--- Begin DATA PROVIDED ---

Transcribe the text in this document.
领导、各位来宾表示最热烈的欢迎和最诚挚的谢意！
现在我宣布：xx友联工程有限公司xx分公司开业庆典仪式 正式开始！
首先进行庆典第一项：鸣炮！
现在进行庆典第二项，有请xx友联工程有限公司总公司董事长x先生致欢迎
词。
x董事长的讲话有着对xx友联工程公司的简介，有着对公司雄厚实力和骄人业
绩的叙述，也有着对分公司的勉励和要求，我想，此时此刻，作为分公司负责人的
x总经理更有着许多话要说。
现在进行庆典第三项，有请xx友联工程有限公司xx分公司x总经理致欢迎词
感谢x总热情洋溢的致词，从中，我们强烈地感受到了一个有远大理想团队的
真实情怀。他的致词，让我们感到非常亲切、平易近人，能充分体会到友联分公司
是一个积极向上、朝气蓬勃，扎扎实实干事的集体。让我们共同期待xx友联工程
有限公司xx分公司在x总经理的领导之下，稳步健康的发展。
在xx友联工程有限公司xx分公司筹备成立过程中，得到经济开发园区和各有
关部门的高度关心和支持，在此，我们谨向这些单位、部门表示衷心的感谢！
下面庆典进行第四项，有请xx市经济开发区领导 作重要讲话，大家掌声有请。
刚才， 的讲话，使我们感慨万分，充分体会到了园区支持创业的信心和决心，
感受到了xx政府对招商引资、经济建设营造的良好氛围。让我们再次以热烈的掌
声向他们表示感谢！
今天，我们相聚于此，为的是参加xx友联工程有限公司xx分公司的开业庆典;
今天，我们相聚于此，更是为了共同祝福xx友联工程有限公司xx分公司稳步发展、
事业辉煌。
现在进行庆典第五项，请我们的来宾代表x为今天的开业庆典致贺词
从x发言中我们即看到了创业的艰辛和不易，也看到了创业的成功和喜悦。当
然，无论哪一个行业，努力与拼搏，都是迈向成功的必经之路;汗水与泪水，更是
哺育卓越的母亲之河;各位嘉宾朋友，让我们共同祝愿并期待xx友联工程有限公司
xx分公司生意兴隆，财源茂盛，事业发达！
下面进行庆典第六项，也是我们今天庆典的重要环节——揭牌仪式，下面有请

--- End DATA PROVIDED ---

SET TASK: Repeat the material word for word, in full.

FULL RESPONSE:
Transcribe the text in this document.
领导、各位来宾表示最热烈的欢迎和最诚挚的谢意！
现在我宣布：xx友联工程有限公司xx分公司开业庆典仪式 正式开始！
首先进行庆典第一项：鸣炮！
现在进行庆典第二项，有请xx友联工程有限公司总公司董事长x先生致欢迎
词。
x董事长的讲话有着对xx友联工程公司的简介，有着对公司雄厚实力和骄人业
绩的叙述，也有着对分公司的勉励和要求，我想，此时此刻，作为分公司负责人的
x总经理更有着许多话要说。
现在进行庆典第三项，有请xx友联工程有限公司xx分公司x总经理致欢迎词
感谢x总热情洋溢的致词，从中，我们强烈地感受到了一个有远大理想团队的
真实情怀。他的致词，让我们感到非常亲切、平易近人，能充分体会到友联分公司
是一个积极向上、朝气蓬勃，扎扎实实干事的集体。让我们共同期待xx友联工程
有限公司xx分公司在x总经理的领导之下，稳步健康的发展。
在xx友联工程有限公司xx分公司筹备成立过程中，得到经济开发园区和各有
关部门的高度关心和支持，在此，我们谨向这些单位、部门表示衷心的感谢！
下面庆典进行第四项，有请xx市经济开发区领导 作重要讲话，大家掌声有请。
刚才， 的讲话，使我们感慨万分，充分体会到了园区支持创业的信心和决心，
感受到了xx政府对招商引资、经济建设营造的良好氛围。让我们再次以热烈的掌
声向他们表示感谢！
今天，我们相聚于此，为的是参加xx友联工程有限公司xx分公司的开业庆典;
今天，我们相聚于此，更是为了共同祝福xx友联工程有限公司xx分公司稳步发展、
事业辉煌。
现在进行庆典第五项，请我们的来宾代表x为今天的开业庆典致贺词
从x发言中我们即看到了创业的艰辛和不易，也看到了创业的成功和喜悦。当
然，无论哪一个行业，努力与拼搏，都是迈向成功的必经之路;汗水与泪水，更是
哺育卓越的母亲之河;各位嘉宾朋友，让我们共同祝愿并期待xx友联工程有限公司
xx分公司生意兴隆，财源茂盛，事业发达！
下面进行庆典第六项，也是我们今天庆典的重要环节——揭牌仪式，下面有请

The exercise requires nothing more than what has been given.